--- begin ---
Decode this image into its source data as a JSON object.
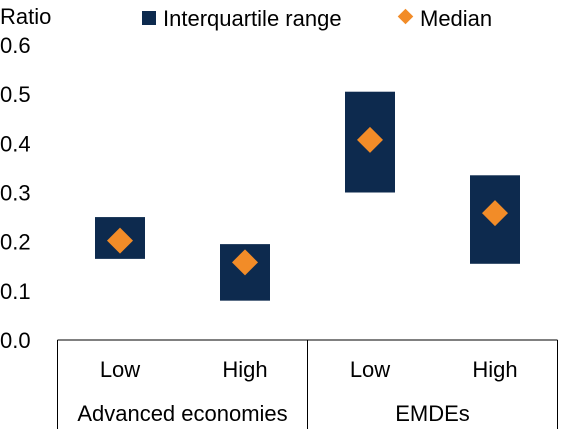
{
  "chart_data": {
    "type": "range-with-median",
    "ylabel": "Ratio",
    "ylim": [
      0,
      0.6
    ],
    "yticks": [
      "0.0",
      "0.1",
      "0.2",
      "0.3",
      "0.4",
      "0.5",
      "0.6"
    ],
    "categories": [
      "Low",
      "High",
      "Low",
      "High"
    ],
    "groups": [
      {
        "label": "Advanced economies",
        "categories": [
          "Low",
          "High"
        ]
      },
      {
        "label": "EMDEs",
        "categories": [
          "Low",
          "High"
        ]
      }
    ],
    "series": [
      {
        "name": "Interquartile range",
        "color": "#0d2a4e",
        "values": [
          [
            0.165,
            0.25
          ],
          [
            0.08,
            0.195
          ],
          [
            0.3,
            0.505
          ],
          [
            0.155,
            0.335
          ]
        ]
      },
      {
        "name": "Median",
        "color": "#f28c28",
        "values": [
          0.202,
          0.158,
          0.407,
          0.258
        ]
      }
    ],
    "legend_position": "top",
    "grid": false
  }
}
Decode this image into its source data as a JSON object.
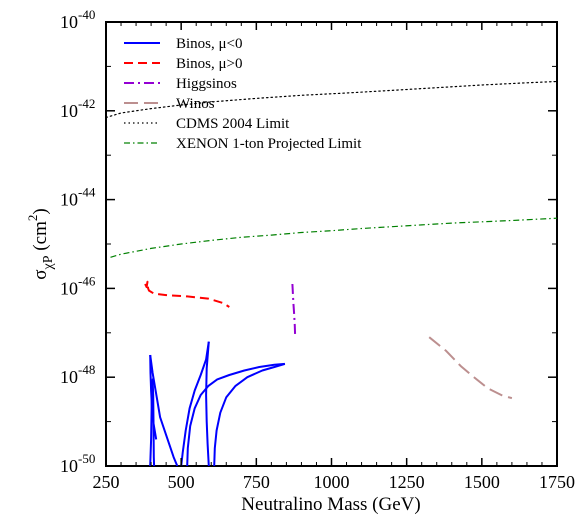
--- end ---
** Task directions **
Copy out all lines that carry the word "range".

** Answer in full **
    "type": "range-with-median",
        "name": "Interquartile range",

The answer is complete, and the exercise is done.